(Layout coordinate data)

Begin

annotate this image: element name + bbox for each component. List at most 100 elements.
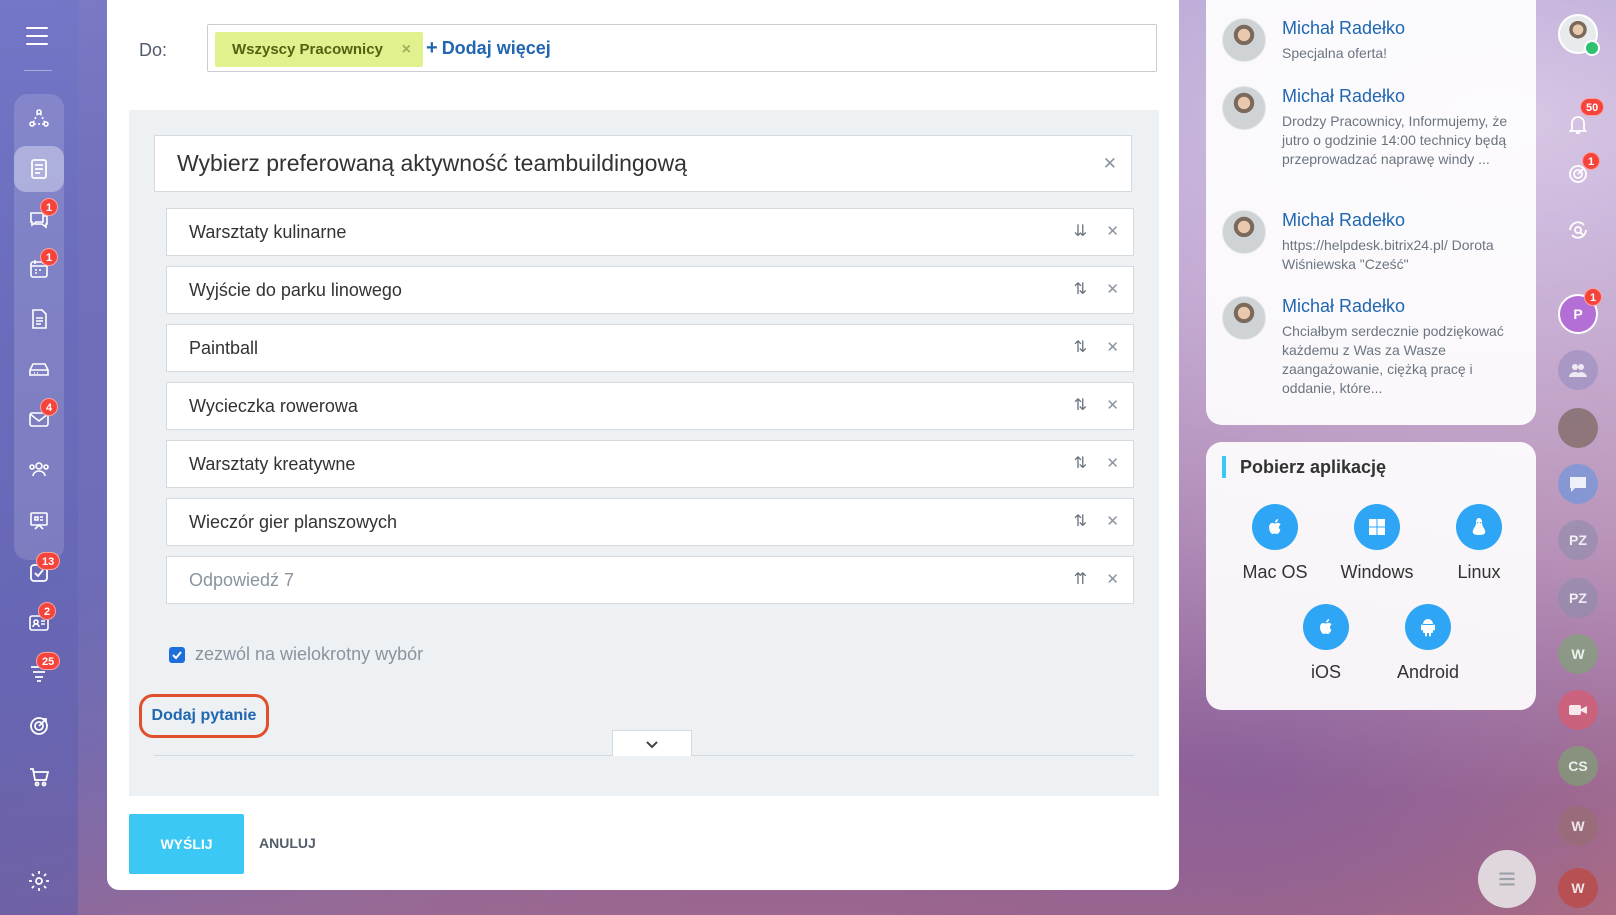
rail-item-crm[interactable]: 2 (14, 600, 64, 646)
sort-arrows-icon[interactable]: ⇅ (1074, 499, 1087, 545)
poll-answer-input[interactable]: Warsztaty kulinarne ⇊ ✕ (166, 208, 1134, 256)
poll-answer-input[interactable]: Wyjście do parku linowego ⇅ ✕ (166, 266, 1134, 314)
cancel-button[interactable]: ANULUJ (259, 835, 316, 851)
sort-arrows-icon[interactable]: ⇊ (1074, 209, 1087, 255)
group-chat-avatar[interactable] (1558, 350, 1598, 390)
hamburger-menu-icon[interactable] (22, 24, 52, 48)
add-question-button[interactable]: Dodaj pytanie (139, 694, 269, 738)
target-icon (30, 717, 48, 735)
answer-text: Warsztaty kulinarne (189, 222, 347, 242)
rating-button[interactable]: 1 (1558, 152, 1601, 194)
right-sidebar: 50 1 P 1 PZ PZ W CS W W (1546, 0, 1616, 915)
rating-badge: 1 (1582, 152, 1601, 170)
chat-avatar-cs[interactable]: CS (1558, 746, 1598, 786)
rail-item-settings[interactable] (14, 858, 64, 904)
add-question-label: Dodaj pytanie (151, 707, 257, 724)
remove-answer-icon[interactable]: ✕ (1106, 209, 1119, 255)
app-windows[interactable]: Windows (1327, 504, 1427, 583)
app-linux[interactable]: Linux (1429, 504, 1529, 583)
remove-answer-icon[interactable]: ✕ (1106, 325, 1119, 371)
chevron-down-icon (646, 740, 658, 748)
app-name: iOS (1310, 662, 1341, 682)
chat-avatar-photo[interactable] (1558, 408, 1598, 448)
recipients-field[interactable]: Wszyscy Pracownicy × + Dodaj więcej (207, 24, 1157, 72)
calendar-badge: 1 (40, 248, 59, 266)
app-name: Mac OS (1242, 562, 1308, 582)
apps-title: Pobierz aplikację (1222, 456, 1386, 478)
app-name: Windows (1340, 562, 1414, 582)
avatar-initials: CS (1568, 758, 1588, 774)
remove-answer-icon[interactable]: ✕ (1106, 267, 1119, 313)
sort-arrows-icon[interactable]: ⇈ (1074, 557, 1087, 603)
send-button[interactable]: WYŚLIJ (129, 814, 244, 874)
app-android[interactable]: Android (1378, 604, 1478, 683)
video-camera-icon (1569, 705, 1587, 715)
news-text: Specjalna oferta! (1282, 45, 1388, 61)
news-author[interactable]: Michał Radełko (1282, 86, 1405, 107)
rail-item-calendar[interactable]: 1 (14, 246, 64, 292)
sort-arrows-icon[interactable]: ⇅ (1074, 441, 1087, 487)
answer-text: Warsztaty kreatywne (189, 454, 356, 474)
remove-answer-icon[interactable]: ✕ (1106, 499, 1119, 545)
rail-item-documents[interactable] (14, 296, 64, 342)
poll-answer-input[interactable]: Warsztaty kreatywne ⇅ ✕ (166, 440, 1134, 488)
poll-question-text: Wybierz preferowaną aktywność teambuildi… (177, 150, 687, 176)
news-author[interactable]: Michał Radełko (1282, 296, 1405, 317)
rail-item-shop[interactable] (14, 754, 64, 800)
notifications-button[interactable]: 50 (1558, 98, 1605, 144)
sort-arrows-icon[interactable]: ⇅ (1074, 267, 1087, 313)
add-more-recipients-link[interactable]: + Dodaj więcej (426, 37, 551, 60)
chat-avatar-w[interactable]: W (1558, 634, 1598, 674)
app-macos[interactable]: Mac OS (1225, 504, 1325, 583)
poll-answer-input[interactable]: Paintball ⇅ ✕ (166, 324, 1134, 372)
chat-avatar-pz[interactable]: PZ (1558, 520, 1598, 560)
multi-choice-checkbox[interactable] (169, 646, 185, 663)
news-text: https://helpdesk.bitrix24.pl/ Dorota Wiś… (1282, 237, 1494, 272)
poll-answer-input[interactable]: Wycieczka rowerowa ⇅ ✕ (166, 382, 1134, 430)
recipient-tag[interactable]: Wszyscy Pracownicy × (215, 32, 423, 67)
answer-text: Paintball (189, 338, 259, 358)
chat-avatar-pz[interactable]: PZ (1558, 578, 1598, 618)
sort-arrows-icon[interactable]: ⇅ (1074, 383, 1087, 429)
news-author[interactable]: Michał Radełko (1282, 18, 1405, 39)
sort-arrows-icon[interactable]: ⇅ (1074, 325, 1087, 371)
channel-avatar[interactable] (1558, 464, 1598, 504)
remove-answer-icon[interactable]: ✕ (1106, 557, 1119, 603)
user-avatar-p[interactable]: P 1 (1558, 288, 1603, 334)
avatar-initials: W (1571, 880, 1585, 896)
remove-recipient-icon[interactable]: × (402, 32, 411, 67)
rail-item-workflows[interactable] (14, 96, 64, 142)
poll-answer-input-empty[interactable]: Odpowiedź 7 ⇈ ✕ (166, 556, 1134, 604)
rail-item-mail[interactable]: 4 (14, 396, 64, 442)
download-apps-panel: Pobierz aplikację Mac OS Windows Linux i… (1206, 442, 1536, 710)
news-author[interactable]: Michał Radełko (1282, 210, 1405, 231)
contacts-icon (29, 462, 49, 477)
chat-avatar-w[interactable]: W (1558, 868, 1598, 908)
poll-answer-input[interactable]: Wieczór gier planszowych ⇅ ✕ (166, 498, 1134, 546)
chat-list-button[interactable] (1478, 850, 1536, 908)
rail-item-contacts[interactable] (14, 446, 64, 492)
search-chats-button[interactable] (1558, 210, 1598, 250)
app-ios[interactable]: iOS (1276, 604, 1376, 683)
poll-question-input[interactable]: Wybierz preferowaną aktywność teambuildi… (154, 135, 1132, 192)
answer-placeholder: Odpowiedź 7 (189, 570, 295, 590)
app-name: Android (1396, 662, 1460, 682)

End

Turn the lines of the entries above into a numbered list, skipping any blank lines and omitting the pictures.

### Answer for this exercise
1. annotate this image: element name + bbox for each component. List at most 100 elements.
2. rail-item-crm[interactable]: 2 (14, 600, 64, 646)
3. sort-arrows-icon[interactable]: ⇅ (1074, 499, 1087, 545)
4. poll-answer-input[interactable]: Warsztaty kulinarne ⇊ ✕ (166, 208, 1134, 256)
5. poll-answer-input[interactable]: Wyjście do parku linowego ⇅ ✕ (166, 266, 1134, 314)
6. cancel-button[interactable]: ANULUJ (259, 835, 316, 851)
7. sort-arrows-icon[interactable]: ⇊ (1074, 209, 1087, 255)
8. group-chat-avatar[interactable] (1558, 350, 1598, 390)
9. hamburger-menu-icon[interactable] (22, 24, 52, 48)
10. add-question-button[interactable]: Dodaj pytanie (139, 694, 269, 738)
11. target-icon (30, 717, 48, 735)
12. answer-text: Warsztaty kulinarne (189, 222, 347, 242)
13. rating-button[interactable]: 1 (1558, 152, 1601, 194)
14. right-sidebar: 50 1 P 1 PZ PZ W CS W W (1546, 0, 1616, 915)
15. rating-badge: 1 (1582, 152, 1601, 170)
16. chat-avatar-cs[interactable]: CS (1558, 746, 1598, 786)
17. rail-item-settings[interactable] (14, 858, 64, 904)
18. add-question-label: Dodaj pytanie (151, 707, 257, 724)
19. remove-answer-icon[interactable]: ✕ (1106, 209, 1119, 255)
20. app-windows[interactable]: Windows (1327, 504, 1427, 583)
21. app-linux[interactable]: Linux (1429, 504, 1529, 583)
22. remove-answer-icon[interactable]: ✕ (1106, 325, 1119, 371)
23. chevron-down-icon (646, 740, 658, 748)
24. app-name: iOS (1310, 662, 1341, 682)
25. chat-avatar-photo[interactable] (1558, 408, 1598, 448)
26. recipients-field[interactable]: Wszyscy Pracownicy × + Dodaj więcej (207, 24, 1157, 72)
27. calendar-badge: 1 (40, 248, 59, 266)
28. app-name: Mac OS (1242, 562, 1308, 582)
29. apps-title: Pobierz aplikację (1222, 456, 1386, 478)
30. app-name: Windows (1340, 562, 1414, 582)
31. avatar-initials: CS (1568, 758, 1588, 774)
32. remove-answer-icon[interactable]: ✕ (1106, 267, 1119, 313)
33. sort-arrows-icon[interactable]: ⇈ (1074, 557, 1087, 603)
34. send-button[interactable]: WYŚLIJ (129, 814, 244, 874)
35. app-android[interactable]: Android (1378, 604, 1478, 683)
36. video-camera-icon (1569, 705, 1587, 715)
37. news-text: Specjalna oferta! (1282, 45, 1388, 61)
38. news-author[interactable]: Michał Radełko (1282, 86, 1405, 107)
39. rail-item-calendar[interactable]: 1 (14, 246, 64, 292)
40. sort-arrows-icon[interactable]: ⇅ (1074, 441, 1087, 487)
41. answer-text: Warsztaty kreatywne (189, 454, 356, 474)
42. remove-answer-icon[interactable]: ✕ (1106, 499, 1119, 545)
43. rail-item-documents[interactable] (14, 296, 64, 342)
44. poll-answer-input[interactable]: Warsztaty kreatywne ⇅ ✕ (166, 440, 1134, 488)
45. poll-question-text: Wybierz preferowaną aktywność teambuildi… (177, 150, 687, 176)
46. news-author[interactable]: Michał Radełko (1282, 296, 1405, 317)
47. rail-item-shop[interactable] (14, 754, 64, 800)
48. notifications-button[interactable]: 50 (1558, 98, 1605, 144)
49. sort-arrows-icon[interactable]: ⇅ (1074, 267, 1087, 313)
50. add-more-recipients-link[interactable]: + Dodaj więcej (426, 37, 551, 60)
51. chat-avatar-w[interactable]: W (1558, 634, 1598, 674)
52. app-macos[interactable]: Mac OS (1225, 504, 1325, 583)
53. poll-answer-input[interactable]: Paintball ⇅ ✕ (166, 324, 1134, 372)
54. chat-avatar-pz[interactable]: PZ (1558, 520, 1598, 560)
55. multi-choice-checkbox[interactable] (169, 646, 185, 663)
56. news-text: https://helpdesk.bitrix24.pl/ Dorota Wiś… (1282, 237, 1494, 272)
57. poll-answer-input[interactable]: Wycieczka rowerowa ⇅ ✕ (166, 382, 1134, 430)
58. recipient-tag[interactable]: Wszyscy Pracownicy × (215, 32, 423, 67)
59. answer-text: Paintball (189, 338, 259, 358)
60. chat-avatar-pz[interactable]: PZ (1558, 578, 1598, 618)
61. sort-arrows-icon[interactable]: ⇅ (1074, 383, 1087, 429)
62. news-author[interactable]: Michał Radełko (1282, 18, 1405, 39)
63. sort-arrows-icon[interactable]: ⇅ (1074, 325, 1087, 371)
64. channel-avatar[interactable] (1558, 464, 1598, 504)
65. remove-answer-icon[interactable]: ✕ (1106, 557, 1119, 603)
66. user-avatar-p[interactable]: P 1 (1558, 288, 1603, 334)
67. avatar-initials: W (1571, 880, 1585, 896)
68. remove-recipient-icon[interactable]: × (402, 32, 411, 67)
69. rail-item-workflows[interactable] (14, 96, 64, 142)
70. poll-answer-input-empty[interactable]: Odpowiedź 7 ⇈ ✕ (166, 556, 1134, 604)
71. rail-item-mail[interactable]: 4 (14, 396, 64, 442)
72. download-apps-panel: Pobierz aplikację Mac OS Windows Linux i… (1206, 442, 1536, 710)
73. news-author[interactable]: Michał Radełko (1282, 210, 1405, 231)
74. contacts-icon (29, 462, 49, 477)
75. chat-avatar-w[interactable]: W (1558, 868, 1598, 908)
76. poll-answer-input[interactable]: Wieczór gier planszowych ⇅ ✕ (166, 498, 1134, 546)
77. chat-list-button[interactable] (1478, 850, 1536, 908)
78. rail-item-contacts[interactable] (14, 446, 64, 492)
79. search-chats-button[interactable] (1558, 210, 1598, 250)
80. app-ios[interactable]: iOS (1276, 604, 1376, 683)
81. poll-question-input[interactable]: Wybierz preferowaną aktywność teambuildi… (154, 135, 1132, 192)
82. answer-placeholder: Odpowiedź 7 (189, 570, 295, 590)
83. app-name: Android (1396, 662, 1460, 682)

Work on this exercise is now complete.